* _PROBLEM DESCRIPTION_
Where a line holds the word "present", copy that line.

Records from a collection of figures
>>>>

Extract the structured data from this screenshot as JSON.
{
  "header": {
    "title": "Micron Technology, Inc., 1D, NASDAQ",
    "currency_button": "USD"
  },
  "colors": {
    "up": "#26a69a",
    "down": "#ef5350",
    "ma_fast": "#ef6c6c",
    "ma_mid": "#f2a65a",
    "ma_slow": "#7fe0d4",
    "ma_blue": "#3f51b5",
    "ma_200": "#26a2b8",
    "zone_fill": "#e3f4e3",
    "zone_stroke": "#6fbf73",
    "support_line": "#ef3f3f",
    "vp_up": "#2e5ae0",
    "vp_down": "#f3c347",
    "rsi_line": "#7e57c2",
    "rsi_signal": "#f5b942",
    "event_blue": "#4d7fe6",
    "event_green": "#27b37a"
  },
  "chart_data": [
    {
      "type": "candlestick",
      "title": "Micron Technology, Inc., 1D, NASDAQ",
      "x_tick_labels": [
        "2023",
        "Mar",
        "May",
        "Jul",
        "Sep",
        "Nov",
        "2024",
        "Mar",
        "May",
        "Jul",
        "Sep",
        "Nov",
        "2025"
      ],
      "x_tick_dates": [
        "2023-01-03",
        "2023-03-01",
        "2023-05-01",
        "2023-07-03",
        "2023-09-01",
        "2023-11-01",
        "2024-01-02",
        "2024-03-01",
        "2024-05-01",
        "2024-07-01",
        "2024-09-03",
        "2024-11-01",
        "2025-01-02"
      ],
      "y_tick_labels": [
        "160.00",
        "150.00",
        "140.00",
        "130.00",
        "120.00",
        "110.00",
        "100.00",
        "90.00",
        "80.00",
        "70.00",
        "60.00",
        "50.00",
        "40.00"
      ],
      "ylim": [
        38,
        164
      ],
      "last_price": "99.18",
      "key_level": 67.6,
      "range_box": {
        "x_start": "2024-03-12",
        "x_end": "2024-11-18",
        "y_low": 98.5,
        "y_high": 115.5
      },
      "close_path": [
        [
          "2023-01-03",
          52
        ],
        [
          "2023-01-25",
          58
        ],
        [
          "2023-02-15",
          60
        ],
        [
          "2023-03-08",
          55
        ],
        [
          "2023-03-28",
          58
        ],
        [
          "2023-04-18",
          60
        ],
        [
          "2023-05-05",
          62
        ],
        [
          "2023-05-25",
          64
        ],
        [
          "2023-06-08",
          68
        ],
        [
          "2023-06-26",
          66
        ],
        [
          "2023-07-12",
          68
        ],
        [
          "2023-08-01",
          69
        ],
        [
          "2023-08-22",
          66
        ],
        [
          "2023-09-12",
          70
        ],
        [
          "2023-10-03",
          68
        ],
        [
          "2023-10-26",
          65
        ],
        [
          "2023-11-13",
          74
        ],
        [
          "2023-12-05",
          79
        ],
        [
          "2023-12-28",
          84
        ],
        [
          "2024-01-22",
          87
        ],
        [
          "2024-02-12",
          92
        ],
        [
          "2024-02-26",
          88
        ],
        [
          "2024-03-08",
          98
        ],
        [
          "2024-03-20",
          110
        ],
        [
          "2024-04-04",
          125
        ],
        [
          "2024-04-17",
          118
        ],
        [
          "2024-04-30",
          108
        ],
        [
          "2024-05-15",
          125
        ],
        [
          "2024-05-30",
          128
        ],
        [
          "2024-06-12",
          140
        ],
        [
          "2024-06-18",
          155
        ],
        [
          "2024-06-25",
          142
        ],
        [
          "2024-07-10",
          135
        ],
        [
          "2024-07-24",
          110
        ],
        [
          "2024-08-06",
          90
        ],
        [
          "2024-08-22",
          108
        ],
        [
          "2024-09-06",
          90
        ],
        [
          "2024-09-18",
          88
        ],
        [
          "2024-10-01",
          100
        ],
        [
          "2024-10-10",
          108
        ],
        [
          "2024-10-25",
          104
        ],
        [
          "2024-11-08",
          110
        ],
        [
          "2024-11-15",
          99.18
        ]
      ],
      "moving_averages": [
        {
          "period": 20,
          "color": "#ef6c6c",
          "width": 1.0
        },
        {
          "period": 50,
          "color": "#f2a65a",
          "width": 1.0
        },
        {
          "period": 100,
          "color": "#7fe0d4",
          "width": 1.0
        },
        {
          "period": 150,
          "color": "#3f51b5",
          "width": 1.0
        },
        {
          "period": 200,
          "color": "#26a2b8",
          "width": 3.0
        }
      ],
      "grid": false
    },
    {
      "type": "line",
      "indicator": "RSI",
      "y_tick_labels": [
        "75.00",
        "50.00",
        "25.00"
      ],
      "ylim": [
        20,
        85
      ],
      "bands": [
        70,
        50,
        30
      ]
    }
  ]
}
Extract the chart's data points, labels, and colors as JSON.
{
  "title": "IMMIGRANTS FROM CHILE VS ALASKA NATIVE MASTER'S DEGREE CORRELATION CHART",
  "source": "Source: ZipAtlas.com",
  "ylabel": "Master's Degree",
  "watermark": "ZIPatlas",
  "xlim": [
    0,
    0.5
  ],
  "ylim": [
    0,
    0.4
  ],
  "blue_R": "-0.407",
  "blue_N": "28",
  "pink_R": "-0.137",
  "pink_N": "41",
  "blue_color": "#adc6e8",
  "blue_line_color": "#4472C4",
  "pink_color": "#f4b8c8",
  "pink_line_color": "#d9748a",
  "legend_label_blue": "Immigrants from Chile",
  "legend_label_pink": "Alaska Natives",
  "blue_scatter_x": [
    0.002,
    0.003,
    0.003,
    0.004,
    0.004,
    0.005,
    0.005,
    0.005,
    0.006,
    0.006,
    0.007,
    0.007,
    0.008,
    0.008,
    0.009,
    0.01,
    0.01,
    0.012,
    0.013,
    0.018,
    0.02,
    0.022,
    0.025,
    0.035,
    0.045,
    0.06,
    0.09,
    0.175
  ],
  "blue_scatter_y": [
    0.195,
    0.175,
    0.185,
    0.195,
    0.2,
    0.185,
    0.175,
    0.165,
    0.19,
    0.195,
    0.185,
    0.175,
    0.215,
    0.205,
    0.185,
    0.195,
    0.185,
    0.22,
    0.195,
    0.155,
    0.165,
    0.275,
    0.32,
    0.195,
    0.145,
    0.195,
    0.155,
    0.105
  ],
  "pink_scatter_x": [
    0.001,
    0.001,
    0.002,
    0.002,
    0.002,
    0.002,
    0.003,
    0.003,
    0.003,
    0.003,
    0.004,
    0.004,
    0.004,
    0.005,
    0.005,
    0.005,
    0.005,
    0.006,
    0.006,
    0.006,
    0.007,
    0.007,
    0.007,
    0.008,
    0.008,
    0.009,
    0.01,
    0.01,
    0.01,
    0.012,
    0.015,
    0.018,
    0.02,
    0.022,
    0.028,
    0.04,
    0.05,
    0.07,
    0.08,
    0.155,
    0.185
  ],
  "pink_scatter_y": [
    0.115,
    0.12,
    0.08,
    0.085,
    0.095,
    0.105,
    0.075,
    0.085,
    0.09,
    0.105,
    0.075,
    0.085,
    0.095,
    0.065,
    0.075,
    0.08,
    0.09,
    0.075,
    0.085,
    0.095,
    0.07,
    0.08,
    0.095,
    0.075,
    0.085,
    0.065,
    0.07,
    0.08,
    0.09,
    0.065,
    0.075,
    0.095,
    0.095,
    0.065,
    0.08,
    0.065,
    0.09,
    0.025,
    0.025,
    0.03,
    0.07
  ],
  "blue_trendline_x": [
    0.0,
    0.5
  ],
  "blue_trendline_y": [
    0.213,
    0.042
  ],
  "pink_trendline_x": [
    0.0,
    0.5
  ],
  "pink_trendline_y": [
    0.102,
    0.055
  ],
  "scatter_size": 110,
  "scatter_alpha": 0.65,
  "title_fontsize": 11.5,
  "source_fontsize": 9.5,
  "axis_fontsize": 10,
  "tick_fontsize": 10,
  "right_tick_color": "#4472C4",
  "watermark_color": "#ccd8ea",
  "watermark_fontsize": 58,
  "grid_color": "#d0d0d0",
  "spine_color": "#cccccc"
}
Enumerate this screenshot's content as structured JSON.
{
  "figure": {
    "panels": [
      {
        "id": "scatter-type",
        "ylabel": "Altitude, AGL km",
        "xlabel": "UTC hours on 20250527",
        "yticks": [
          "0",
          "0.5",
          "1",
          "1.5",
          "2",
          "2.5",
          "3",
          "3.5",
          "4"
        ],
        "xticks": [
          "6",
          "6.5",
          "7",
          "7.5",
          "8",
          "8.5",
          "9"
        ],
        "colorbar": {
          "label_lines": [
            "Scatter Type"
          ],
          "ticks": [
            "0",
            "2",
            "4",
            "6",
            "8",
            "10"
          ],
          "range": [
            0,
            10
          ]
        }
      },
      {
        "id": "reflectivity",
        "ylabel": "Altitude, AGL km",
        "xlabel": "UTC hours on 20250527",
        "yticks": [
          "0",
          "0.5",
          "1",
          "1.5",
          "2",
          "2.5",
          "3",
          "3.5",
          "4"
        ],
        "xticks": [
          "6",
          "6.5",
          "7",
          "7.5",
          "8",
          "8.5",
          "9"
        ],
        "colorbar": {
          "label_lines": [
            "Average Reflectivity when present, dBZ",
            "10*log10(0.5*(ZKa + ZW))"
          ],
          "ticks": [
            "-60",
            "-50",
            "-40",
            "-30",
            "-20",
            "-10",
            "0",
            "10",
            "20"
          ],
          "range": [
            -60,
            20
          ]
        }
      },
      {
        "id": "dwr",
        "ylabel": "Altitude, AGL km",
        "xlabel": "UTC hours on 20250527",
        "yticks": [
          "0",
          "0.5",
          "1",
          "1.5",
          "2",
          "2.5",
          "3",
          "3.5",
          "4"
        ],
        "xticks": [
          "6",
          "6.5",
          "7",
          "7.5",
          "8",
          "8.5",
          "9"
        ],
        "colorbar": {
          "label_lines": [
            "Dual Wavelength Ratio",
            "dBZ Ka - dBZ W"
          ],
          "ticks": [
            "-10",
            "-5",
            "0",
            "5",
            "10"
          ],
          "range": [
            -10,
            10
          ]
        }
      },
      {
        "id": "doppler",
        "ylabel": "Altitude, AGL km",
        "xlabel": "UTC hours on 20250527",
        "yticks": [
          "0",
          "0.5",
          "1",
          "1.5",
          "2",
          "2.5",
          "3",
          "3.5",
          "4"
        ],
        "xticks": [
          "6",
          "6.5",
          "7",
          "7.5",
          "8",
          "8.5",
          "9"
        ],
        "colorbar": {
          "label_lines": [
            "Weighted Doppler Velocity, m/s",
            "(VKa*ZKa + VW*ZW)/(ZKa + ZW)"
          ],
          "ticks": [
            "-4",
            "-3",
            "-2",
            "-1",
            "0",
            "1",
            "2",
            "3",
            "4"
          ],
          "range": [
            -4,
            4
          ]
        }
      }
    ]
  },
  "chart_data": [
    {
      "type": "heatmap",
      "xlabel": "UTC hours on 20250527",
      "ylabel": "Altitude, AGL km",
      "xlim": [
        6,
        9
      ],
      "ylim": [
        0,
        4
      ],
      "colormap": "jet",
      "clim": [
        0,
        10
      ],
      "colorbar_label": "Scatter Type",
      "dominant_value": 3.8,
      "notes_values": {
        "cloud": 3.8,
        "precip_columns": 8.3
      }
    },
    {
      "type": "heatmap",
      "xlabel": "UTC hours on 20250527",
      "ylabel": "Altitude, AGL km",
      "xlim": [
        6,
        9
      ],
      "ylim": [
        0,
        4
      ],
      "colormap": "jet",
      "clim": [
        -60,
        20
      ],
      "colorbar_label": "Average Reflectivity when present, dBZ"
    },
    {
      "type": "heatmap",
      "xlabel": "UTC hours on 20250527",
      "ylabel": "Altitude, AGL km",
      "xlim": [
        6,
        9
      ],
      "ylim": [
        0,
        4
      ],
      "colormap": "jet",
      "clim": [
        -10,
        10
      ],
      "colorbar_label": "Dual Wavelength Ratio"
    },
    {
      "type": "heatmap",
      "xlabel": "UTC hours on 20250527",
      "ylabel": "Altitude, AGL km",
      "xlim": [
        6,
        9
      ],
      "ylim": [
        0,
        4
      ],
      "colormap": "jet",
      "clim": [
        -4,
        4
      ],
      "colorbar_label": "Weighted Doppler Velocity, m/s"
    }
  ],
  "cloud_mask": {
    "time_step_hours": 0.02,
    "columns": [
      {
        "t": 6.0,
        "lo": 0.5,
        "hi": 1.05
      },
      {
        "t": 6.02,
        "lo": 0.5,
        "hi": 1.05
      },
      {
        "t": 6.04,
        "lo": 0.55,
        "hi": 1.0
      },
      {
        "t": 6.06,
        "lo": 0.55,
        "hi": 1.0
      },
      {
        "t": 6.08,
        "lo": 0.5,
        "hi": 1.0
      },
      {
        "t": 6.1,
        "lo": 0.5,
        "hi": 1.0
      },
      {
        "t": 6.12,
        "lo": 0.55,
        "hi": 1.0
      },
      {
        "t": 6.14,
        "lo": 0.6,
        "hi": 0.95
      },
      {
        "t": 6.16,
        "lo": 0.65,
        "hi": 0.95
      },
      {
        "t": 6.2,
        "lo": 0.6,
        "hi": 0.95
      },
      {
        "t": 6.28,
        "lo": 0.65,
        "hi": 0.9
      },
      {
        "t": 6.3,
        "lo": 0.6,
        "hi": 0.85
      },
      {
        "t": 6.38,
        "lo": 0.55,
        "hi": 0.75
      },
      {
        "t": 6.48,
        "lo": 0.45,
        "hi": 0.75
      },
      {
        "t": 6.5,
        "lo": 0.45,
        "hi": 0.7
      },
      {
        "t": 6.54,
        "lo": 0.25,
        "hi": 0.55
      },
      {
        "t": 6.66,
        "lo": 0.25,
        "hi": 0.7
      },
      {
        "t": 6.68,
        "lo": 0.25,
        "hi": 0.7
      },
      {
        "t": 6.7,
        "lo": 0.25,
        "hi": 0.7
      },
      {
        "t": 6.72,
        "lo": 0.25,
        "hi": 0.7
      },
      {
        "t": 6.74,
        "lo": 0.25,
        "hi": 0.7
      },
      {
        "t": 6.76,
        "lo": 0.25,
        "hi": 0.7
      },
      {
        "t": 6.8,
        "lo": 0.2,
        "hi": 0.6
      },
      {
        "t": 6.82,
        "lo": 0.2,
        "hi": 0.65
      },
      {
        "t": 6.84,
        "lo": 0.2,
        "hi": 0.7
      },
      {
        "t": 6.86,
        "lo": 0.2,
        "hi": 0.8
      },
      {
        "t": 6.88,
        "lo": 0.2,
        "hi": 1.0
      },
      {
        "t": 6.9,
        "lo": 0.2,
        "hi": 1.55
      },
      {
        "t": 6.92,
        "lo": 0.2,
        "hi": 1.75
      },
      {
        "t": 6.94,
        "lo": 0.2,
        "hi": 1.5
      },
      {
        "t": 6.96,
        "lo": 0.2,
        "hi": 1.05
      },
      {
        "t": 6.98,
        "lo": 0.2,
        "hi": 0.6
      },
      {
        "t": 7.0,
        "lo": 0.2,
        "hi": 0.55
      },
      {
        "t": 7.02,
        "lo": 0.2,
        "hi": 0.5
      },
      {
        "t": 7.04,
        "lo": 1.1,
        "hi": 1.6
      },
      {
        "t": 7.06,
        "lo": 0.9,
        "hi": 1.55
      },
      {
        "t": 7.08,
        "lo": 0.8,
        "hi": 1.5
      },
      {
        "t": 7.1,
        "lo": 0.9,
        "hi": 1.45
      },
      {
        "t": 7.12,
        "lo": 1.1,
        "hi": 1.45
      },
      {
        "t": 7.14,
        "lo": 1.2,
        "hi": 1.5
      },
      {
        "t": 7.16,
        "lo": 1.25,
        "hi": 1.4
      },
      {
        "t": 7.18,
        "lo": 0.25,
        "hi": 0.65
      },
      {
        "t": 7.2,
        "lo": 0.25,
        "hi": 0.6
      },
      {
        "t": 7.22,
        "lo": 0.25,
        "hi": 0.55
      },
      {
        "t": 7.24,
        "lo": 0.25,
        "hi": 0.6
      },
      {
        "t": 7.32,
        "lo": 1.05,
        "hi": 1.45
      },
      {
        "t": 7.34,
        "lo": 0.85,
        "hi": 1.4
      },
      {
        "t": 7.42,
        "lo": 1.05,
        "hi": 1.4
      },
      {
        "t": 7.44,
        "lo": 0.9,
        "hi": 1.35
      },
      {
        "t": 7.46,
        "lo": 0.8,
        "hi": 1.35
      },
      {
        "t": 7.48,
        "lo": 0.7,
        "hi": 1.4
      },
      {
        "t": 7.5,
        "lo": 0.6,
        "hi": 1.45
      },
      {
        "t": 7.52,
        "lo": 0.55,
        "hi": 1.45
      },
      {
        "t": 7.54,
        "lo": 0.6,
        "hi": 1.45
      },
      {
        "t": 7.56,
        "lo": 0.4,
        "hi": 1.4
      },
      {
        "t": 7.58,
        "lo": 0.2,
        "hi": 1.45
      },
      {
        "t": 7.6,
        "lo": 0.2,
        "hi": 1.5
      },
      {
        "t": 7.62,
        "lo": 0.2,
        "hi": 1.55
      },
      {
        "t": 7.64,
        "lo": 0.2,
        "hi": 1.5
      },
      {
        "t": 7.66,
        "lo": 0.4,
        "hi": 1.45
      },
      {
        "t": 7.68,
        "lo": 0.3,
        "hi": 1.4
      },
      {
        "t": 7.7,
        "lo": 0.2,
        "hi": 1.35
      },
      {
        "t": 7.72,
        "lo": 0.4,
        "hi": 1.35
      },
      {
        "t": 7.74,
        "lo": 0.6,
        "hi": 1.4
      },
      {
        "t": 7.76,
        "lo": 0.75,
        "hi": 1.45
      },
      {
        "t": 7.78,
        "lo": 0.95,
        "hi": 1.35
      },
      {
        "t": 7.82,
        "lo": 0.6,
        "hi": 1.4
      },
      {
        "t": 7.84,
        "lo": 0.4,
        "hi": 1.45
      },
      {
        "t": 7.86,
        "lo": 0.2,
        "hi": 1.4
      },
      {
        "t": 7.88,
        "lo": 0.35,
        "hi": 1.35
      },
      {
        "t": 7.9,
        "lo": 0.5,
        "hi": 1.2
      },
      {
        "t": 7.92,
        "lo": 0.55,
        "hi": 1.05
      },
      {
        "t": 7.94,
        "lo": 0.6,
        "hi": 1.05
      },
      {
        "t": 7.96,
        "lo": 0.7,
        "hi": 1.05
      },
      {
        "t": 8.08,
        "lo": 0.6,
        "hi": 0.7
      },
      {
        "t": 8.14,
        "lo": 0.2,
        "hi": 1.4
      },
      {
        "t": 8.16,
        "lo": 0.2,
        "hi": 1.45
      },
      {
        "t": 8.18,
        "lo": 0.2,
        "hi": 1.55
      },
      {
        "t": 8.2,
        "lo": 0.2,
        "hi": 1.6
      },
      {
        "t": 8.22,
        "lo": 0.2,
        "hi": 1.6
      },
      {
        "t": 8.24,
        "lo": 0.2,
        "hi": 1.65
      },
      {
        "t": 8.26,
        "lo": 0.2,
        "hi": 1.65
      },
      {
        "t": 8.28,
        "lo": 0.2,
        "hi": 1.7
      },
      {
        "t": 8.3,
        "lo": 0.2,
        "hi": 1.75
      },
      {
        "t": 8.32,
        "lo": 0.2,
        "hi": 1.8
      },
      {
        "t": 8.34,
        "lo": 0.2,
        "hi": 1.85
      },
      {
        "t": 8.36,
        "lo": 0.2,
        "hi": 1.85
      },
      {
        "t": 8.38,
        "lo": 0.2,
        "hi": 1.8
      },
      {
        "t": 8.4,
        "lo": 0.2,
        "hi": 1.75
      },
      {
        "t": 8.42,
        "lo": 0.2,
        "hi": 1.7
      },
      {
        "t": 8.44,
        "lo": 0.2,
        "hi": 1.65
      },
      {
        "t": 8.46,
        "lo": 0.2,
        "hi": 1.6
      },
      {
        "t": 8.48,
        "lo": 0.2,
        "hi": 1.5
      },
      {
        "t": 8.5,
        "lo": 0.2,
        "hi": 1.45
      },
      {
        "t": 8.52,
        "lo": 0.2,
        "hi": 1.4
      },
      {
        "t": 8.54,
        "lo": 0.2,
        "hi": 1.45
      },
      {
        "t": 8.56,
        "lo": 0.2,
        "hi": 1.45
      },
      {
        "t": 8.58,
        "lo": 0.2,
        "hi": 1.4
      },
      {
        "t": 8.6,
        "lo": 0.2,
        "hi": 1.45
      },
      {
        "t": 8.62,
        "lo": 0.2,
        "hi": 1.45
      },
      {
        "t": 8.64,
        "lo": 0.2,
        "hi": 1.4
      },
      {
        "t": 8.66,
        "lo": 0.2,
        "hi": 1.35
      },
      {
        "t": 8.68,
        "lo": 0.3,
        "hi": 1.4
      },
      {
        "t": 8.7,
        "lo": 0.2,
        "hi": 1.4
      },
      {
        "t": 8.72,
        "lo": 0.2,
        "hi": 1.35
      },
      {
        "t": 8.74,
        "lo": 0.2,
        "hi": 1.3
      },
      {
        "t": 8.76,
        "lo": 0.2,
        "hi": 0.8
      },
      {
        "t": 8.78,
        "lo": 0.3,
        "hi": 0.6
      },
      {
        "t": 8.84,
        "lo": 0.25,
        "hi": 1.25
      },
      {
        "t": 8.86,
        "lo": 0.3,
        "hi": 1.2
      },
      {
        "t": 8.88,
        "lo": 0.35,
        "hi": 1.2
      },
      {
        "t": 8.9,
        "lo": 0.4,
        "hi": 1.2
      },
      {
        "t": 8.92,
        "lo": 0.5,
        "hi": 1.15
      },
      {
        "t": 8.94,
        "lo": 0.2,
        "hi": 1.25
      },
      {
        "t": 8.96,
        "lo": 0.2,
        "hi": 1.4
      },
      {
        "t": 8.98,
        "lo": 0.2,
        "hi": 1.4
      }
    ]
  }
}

<<<<

* _FULL OUTPUT_
            "Average Reflectivity when present, dBZ",
      "colorbar_label": "Average Reflectivity when present, dBZ"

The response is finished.